## Exercise goal
Find each line with the word "sapiens" and state how many there are, nothing more.

--- Data provided ---

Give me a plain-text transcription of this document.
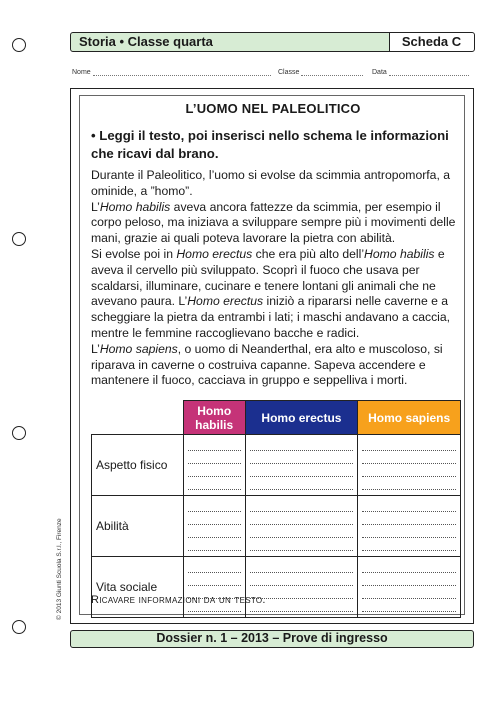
Storia • Classe quarta	Scheda C
Nome	Classe	Data
L’UOMO NEL PALEOLITICO
• Leggi il testo, poi inserisci nello schema le informazioni che ricavi dal brano.

Durante il Paleolitico, l’uomo si evolse da scimmia antropomorfa, a ominide, a ”homo”.

L’Homo habilis aveva ancora fattezze da scimmia, per esempio il corpo peloso, ma iniziava a sviluppare sempre più i movimenti delle mani, grazie ai quali poteva lavorare la pietra con abilità.

Si evolse poi in Homo erectus che era più alto dell’Homo habilis e aveva il cervello più sviluppato. Scoprì il fuoco che usava per scaldarsi, illuminare, cucinare e tenere lontani gli animali che ne avevano paura. L’Homo erectus iniziò a ripararsi nelle caverne e a scheggiare la pietra da entrambi i lati; i maschi andavano a caccia, mentre le femmine raccoglievano bacche e radici.

L’Homo sapiens, o uomo di Neanderthal, era alto e muscoloso, si riparava in caverne o costruiva capanne. Sapeva accendere e mantenere il fuoco, cacciava in gruppo e seppelliva i morti.

	Homo habilis	Homo erectus	Homo sapiens
Aspetto fisico	

Abilità	

Vita sociale	

Ricavare informazioni da un testo.
© 2013 Giunti Scuola S.r.l., Firenze
Dossier n. 1 – 2013 – Prove di ingresso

---

## Exercise output
2